◆ **Job**
Wherever a line holds the word "layer", copy that line out.

───── Extracted information ─────

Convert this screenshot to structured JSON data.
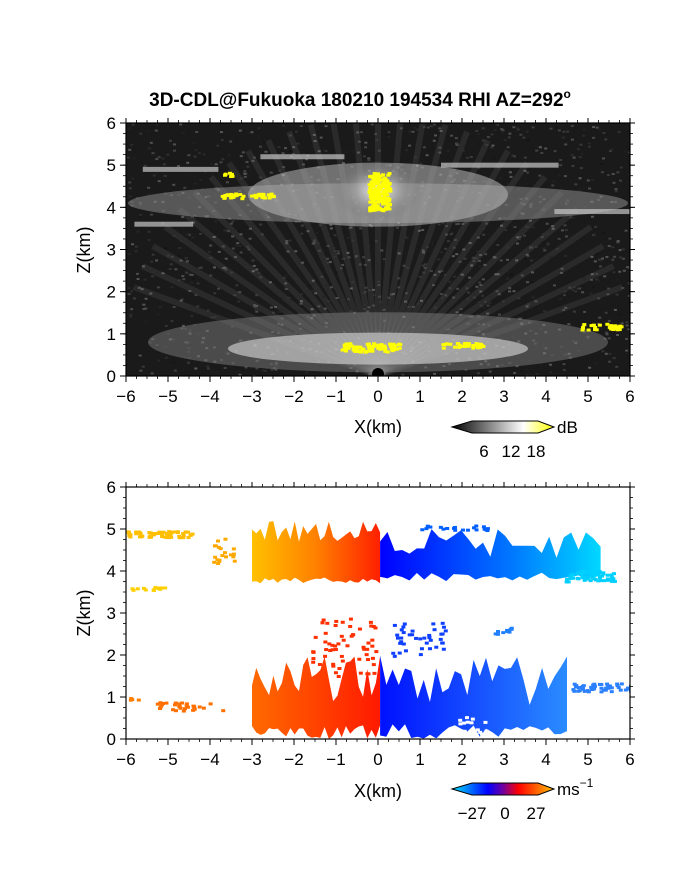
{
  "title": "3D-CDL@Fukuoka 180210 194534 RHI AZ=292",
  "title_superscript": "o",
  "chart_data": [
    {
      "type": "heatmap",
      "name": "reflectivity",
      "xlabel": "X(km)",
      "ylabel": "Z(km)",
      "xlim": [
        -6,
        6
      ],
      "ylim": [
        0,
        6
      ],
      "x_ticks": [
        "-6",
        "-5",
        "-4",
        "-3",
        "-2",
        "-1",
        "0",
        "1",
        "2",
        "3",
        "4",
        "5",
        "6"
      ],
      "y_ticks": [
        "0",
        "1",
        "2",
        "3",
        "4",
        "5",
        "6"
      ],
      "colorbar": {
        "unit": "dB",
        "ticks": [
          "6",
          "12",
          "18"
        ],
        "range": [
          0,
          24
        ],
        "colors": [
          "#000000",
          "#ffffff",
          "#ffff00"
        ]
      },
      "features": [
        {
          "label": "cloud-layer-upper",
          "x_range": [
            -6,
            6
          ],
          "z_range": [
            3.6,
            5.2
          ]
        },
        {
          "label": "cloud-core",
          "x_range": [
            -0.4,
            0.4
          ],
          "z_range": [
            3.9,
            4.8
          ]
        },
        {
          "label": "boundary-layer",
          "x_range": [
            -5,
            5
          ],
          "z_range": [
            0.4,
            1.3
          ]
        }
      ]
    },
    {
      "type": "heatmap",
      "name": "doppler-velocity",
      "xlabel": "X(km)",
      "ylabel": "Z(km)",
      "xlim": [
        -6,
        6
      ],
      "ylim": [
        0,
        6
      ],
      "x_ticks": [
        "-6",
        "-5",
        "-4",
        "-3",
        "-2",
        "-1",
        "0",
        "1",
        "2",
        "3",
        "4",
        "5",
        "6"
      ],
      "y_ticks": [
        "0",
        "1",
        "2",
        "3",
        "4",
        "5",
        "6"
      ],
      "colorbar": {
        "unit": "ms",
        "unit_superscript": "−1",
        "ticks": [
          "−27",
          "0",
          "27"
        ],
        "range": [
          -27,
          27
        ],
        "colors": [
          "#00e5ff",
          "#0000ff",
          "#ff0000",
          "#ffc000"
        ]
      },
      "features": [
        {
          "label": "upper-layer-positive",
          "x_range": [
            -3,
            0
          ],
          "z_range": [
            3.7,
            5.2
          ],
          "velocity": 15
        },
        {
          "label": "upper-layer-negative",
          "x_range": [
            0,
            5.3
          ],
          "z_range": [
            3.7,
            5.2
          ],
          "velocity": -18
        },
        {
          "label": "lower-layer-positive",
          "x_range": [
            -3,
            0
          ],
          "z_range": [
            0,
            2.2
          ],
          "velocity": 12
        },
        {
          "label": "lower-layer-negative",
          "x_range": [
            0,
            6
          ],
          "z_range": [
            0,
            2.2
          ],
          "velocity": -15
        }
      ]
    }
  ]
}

─────
───── Extracted information ─────

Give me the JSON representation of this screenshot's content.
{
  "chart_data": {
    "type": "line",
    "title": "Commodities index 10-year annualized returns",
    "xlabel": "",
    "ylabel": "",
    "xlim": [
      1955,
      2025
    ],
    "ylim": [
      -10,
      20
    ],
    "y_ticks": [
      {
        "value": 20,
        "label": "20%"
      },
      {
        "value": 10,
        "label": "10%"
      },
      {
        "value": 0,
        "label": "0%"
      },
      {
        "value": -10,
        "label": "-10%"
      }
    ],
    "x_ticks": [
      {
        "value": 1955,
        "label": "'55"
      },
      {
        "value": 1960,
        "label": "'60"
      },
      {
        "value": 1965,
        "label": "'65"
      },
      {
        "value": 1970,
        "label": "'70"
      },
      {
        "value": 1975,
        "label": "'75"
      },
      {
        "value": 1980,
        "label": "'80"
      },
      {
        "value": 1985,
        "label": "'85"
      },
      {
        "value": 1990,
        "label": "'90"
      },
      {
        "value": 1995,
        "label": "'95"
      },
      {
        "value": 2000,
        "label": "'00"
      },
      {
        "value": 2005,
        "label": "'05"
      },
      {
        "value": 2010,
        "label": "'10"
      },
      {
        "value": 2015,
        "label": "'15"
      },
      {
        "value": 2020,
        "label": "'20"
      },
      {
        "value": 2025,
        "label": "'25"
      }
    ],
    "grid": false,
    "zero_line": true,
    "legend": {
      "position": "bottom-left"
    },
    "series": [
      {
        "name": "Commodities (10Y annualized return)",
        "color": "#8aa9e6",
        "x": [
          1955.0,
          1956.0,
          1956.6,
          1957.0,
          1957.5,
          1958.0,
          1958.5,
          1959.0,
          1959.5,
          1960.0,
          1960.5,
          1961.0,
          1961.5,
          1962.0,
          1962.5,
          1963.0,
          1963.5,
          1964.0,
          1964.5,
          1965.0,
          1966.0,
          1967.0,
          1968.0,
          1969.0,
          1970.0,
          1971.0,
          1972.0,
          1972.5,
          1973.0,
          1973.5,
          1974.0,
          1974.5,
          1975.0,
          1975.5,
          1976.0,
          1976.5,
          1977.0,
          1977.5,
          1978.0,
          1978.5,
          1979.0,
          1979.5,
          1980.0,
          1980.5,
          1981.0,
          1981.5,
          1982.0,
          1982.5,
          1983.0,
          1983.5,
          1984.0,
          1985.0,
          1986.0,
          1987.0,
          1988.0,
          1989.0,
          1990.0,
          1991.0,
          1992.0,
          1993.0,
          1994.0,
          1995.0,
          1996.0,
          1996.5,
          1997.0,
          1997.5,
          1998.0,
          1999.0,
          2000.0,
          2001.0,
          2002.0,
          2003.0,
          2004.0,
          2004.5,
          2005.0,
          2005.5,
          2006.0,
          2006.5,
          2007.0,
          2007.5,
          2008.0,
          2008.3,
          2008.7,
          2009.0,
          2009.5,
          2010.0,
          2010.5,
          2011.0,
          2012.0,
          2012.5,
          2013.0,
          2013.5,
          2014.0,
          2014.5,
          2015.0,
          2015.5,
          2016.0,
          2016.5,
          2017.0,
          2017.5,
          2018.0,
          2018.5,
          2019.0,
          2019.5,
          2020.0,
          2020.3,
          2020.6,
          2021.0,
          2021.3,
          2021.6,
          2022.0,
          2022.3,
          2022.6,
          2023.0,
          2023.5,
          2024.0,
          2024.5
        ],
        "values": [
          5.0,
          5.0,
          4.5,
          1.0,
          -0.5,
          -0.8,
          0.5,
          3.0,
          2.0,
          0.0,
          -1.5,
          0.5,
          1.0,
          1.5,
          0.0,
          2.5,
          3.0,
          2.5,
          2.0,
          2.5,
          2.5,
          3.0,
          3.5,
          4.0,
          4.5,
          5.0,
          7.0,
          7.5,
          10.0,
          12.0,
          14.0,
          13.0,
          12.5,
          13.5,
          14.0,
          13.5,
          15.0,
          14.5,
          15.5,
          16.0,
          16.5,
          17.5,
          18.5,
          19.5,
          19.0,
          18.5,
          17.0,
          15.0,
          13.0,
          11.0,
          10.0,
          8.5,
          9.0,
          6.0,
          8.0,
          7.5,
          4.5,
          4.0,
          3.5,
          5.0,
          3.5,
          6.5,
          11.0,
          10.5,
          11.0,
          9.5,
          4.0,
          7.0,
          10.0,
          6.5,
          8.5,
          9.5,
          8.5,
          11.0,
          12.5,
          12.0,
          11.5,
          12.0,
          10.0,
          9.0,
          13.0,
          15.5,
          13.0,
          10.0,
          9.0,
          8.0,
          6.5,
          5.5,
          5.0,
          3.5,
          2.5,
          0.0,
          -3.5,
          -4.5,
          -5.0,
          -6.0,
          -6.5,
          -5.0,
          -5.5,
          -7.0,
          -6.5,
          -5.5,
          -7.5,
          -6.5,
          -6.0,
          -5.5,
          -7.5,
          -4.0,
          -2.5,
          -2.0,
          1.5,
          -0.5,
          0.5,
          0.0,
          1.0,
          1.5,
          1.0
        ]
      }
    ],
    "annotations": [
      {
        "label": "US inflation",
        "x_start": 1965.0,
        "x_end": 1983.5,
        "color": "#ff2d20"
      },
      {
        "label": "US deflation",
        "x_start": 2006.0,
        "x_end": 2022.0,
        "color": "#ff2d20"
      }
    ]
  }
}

─────
───── Extracted information ─────

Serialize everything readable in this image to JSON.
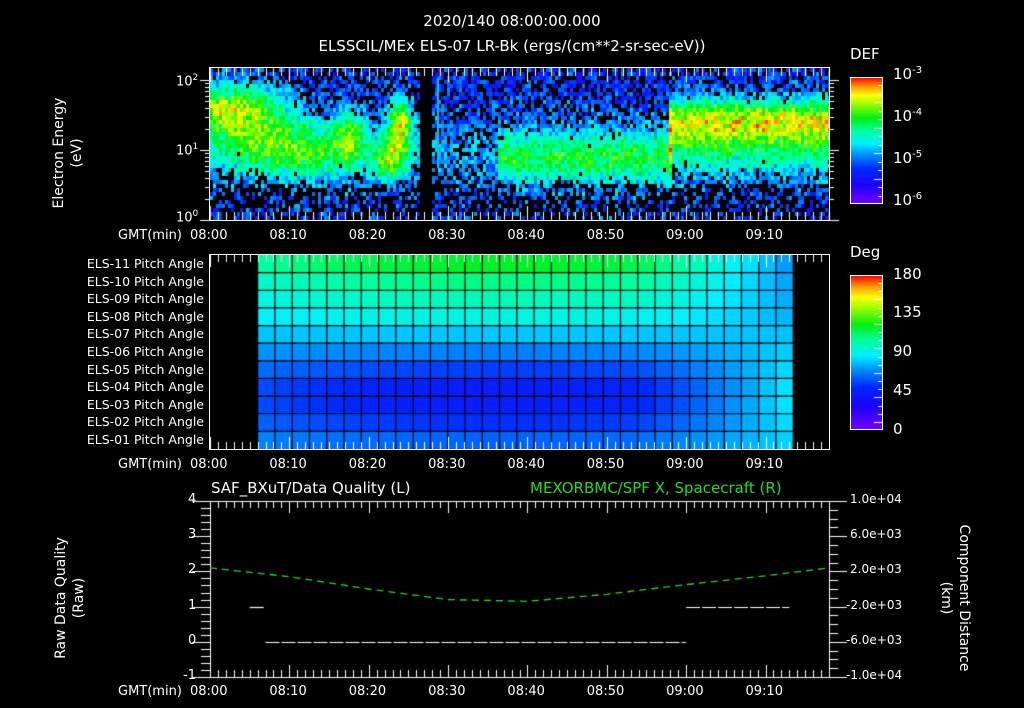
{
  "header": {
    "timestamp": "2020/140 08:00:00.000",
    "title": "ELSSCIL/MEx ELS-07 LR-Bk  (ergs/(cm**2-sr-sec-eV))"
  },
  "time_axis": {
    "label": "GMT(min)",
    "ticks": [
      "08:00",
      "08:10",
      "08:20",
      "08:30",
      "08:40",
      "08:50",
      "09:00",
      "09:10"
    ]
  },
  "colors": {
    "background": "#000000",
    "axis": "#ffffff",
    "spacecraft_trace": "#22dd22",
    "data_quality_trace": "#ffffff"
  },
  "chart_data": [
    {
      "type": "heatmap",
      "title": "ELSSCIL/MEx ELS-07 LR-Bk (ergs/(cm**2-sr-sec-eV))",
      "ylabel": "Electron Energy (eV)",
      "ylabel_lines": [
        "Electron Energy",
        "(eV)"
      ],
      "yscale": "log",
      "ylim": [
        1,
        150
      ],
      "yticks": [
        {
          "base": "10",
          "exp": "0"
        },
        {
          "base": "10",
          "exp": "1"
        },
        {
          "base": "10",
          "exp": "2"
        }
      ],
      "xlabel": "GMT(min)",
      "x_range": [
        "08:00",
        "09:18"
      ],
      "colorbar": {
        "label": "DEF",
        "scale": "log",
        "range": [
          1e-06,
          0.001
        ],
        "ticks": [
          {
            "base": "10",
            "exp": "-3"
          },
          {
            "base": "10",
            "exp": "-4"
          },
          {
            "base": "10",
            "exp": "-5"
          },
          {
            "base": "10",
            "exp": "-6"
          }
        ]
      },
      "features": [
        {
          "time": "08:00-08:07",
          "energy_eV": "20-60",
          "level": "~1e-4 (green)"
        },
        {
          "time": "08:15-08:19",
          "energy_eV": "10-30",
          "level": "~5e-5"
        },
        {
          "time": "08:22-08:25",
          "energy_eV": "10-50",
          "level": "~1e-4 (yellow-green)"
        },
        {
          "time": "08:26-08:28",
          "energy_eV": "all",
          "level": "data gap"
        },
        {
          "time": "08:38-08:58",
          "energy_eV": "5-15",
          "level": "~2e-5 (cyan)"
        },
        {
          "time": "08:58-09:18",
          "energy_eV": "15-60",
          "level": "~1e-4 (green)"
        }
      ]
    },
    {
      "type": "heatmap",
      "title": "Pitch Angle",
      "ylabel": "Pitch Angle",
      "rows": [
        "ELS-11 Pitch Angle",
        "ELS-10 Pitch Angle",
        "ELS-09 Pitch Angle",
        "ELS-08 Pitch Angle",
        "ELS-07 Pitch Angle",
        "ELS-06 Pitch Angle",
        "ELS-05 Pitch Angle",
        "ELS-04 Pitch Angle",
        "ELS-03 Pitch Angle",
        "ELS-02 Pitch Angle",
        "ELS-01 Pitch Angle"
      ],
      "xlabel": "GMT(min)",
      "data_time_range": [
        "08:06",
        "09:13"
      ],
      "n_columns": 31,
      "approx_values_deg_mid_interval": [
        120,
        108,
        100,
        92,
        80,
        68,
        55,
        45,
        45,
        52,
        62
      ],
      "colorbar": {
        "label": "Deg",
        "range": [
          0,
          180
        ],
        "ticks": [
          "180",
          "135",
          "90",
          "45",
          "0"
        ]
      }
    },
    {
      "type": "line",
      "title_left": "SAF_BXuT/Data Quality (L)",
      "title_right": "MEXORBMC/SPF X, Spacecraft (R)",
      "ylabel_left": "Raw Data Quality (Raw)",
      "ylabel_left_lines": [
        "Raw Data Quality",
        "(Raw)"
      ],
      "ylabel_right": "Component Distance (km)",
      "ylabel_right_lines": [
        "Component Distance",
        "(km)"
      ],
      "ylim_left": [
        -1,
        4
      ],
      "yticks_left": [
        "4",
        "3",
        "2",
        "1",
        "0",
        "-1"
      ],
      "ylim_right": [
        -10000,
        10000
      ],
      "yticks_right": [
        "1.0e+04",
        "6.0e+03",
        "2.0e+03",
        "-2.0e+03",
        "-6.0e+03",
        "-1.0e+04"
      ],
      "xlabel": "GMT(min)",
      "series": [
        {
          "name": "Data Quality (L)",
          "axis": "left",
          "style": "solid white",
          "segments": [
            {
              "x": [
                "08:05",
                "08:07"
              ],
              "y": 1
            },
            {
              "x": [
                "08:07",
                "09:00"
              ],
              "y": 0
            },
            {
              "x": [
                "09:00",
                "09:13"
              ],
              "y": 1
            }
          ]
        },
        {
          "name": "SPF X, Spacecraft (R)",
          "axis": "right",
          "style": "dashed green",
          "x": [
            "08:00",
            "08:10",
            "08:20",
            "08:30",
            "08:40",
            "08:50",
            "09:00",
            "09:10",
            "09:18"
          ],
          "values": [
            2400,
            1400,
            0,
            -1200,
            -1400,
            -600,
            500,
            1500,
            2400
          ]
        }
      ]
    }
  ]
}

─────

◆ **Answer to this task**
          "label": "cloud-layer-upper",
          "label": "boundary-layer",
          "label": "upper-layer-positive",
          "label": "upper-layer-negative",
          "label": "lower-layer-positive",
          "label": "lower-layer-negative",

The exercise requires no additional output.